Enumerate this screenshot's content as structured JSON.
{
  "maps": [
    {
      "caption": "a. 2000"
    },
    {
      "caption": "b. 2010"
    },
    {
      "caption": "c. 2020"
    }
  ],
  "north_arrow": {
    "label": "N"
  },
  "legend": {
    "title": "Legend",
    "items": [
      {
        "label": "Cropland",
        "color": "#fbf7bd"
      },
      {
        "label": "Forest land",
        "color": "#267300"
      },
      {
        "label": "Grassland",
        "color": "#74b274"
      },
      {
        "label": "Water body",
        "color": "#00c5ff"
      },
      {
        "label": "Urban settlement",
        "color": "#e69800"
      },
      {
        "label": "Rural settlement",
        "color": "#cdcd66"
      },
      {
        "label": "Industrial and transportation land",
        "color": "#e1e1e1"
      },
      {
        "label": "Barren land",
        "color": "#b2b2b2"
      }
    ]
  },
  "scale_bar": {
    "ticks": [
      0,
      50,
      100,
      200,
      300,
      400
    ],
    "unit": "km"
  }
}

Task to carry out » Copy the material above back out, exactly as written.

Written answer »
Enumerate this screenshot's content as structured JSON.
{
  "maps": [
    {
      "caption": "a. 2000"
    },
    {
      "caption": "b. 2010"
    },
    {
      "caption": "c. 2020"
    }
  ],
  "north_arrow": {
    "label": "N"
  },
  "legend": {
    "title": "Legend",
    "items": [
      {
        "label": "Cropland",
        "color": "#fbf7bd"
      },
      {
        "label": "Forest land",
        "color": "#267300"
      },
      {
        "label": "Grassland",
        "color": "#74b274"
      },
      {
        "label": "Water body",
        "color": "#00c5ff"
      },
      {
        "label": "Urban settlement",
        "color": "#e69800"
      },
      {
        "label": "Rural settlement",
        "color": "#cdcd66"
      },
      {
        "label": "Industrial and transportation land",
        "color": "#e1e1e1"
      },
      {
        "label": "Barren land",
        "color": "#b2b2b2"
      }
    ]
  },
  "scale_bar": {
    "ticks": [
      0,
      50,
      100,
      200,
      300,
      400
    ],
    "unit": "km"
  }
}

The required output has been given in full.